Data entries for graphics:
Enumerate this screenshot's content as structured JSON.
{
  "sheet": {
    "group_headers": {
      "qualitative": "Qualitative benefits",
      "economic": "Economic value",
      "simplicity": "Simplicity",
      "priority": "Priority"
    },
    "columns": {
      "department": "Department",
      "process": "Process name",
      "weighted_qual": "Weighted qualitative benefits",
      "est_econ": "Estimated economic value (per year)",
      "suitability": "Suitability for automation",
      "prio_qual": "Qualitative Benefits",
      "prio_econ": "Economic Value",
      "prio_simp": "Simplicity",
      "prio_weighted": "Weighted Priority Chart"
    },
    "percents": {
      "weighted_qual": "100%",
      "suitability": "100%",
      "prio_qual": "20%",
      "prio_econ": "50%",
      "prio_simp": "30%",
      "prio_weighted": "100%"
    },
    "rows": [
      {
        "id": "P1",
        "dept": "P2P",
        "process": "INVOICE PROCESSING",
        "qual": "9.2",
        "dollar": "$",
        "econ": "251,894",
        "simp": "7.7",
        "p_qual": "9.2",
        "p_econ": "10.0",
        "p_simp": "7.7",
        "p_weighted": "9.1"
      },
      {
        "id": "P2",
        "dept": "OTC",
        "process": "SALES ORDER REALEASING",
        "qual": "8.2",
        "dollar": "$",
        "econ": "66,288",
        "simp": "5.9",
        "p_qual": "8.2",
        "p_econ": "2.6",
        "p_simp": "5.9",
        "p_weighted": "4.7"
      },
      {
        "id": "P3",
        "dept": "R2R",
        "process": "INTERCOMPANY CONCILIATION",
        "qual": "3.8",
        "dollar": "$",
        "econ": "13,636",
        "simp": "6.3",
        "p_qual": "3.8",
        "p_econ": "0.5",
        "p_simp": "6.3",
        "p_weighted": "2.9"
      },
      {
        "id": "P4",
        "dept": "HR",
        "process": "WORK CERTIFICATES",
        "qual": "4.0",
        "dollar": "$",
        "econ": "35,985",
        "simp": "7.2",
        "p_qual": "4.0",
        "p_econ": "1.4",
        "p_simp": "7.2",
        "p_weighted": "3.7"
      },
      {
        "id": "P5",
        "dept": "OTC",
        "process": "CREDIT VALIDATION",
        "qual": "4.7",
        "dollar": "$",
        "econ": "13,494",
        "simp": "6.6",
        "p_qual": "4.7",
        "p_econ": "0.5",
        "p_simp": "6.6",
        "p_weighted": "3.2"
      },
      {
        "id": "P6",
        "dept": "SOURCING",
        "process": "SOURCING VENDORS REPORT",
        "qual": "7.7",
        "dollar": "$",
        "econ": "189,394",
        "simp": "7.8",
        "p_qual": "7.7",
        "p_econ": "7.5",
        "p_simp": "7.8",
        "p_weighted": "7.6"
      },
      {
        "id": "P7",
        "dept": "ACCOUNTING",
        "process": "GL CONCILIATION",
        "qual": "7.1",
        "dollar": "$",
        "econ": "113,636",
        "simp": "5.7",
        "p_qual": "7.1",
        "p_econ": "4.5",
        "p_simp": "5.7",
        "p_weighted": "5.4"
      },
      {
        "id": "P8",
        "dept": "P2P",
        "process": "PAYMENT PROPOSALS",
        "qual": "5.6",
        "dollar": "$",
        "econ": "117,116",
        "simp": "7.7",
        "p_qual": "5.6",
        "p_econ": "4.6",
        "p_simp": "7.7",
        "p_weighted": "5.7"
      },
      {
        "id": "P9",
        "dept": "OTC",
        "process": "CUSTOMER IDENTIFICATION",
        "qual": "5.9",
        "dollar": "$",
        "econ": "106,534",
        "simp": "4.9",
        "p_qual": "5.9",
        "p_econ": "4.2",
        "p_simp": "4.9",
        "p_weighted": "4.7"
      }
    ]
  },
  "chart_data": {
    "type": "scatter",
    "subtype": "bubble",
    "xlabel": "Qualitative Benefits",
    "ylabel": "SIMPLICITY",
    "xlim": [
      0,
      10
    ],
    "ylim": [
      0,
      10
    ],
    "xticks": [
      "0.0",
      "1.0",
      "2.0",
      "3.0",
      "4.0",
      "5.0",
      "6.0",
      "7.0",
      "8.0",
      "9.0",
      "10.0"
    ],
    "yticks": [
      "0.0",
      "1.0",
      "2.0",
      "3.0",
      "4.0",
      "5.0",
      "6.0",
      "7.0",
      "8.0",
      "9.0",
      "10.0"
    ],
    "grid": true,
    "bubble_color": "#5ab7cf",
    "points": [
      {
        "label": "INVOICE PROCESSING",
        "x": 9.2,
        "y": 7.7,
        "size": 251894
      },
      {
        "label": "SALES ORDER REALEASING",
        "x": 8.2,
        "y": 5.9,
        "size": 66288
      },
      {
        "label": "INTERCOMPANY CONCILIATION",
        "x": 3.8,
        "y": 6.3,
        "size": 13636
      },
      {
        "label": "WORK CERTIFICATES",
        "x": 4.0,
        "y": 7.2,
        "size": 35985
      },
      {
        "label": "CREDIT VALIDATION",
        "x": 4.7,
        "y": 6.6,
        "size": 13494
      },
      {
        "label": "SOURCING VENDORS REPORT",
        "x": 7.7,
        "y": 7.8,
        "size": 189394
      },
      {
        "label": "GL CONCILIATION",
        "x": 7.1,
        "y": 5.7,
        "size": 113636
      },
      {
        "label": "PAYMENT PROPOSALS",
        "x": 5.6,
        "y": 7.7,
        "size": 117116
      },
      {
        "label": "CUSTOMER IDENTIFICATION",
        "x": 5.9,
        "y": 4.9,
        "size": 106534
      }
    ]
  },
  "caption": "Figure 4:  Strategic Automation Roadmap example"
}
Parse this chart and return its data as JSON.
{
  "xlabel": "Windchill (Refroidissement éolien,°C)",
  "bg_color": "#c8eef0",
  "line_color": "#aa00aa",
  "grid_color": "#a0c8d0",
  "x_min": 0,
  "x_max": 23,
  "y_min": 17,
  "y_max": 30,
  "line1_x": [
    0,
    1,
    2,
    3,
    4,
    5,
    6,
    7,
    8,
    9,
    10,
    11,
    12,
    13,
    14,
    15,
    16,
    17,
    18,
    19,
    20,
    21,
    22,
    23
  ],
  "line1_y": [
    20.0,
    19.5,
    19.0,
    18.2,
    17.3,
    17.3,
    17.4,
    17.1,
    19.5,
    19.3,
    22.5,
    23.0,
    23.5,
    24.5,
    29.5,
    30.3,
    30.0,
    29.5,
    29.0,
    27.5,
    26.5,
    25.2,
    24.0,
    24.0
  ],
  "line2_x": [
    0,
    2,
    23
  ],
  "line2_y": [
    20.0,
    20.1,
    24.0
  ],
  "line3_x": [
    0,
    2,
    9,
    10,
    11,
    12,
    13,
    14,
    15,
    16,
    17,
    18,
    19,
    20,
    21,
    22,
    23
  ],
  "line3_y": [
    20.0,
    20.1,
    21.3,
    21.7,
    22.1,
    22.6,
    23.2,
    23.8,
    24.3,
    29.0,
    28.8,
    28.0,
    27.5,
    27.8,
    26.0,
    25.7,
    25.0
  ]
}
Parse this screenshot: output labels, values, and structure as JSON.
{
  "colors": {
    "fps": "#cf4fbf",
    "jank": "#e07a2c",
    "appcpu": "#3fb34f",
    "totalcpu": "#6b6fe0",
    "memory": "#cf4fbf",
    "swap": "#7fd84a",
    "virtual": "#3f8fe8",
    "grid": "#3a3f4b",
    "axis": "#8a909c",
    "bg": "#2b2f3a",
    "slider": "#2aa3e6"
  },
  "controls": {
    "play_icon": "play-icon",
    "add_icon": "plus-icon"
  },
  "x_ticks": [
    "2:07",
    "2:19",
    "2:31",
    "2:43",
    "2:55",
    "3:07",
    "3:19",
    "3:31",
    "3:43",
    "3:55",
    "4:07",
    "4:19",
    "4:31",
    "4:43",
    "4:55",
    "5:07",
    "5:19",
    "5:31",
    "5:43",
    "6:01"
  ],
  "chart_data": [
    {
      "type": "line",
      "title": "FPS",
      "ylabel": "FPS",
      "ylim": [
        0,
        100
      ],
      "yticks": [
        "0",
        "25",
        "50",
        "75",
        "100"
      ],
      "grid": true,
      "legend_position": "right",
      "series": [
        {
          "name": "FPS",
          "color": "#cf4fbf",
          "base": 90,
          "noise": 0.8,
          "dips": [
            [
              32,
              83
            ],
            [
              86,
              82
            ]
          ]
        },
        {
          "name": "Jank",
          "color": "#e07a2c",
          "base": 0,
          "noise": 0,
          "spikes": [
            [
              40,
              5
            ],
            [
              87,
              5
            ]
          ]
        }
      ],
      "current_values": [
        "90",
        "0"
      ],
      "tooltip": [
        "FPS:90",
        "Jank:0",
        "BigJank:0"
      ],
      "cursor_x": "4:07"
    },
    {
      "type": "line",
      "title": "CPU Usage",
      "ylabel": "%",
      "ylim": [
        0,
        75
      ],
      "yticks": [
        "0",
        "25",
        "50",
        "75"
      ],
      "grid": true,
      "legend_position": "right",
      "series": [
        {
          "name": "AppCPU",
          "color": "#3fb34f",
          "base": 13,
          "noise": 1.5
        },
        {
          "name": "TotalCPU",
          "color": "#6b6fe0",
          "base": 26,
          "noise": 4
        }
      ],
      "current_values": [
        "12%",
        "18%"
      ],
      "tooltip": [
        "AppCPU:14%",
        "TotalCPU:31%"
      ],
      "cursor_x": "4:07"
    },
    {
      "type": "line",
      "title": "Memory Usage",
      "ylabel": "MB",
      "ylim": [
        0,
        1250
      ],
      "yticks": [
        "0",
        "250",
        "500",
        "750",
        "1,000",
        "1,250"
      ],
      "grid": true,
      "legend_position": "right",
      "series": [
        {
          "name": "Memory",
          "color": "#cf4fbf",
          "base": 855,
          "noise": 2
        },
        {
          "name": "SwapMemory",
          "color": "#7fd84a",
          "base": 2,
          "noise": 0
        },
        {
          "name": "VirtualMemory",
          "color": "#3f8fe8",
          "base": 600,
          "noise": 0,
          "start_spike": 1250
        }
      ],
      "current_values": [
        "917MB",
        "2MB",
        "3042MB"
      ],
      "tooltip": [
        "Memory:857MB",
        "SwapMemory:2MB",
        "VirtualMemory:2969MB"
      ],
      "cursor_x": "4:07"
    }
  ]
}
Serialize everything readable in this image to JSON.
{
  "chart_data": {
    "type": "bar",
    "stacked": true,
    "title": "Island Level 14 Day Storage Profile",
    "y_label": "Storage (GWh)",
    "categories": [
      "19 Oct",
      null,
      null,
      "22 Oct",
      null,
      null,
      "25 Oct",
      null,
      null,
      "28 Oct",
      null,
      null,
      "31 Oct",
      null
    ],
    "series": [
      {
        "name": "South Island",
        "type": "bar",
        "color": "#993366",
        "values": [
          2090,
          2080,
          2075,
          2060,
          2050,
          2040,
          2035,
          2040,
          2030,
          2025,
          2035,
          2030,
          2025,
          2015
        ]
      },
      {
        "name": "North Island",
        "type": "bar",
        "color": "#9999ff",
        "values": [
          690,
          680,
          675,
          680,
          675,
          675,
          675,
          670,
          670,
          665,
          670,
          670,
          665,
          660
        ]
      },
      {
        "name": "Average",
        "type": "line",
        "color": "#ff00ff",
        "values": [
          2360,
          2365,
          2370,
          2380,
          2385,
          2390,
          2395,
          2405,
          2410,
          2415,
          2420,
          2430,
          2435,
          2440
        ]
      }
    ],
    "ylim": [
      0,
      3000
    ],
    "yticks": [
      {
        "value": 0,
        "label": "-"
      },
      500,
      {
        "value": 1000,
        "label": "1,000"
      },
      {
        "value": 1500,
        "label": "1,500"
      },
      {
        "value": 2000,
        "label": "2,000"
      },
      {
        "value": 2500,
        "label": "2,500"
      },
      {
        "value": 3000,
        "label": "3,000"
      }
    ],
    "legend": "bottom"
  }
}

▶ **Directions for this task**:
Search the entries for the string "VENDORS" and collect each line that has it.

▶ **Solution**:
        "process": "SOURCING VENDORS REPORT",
        "label": "SOURCING VENDORS REPORT",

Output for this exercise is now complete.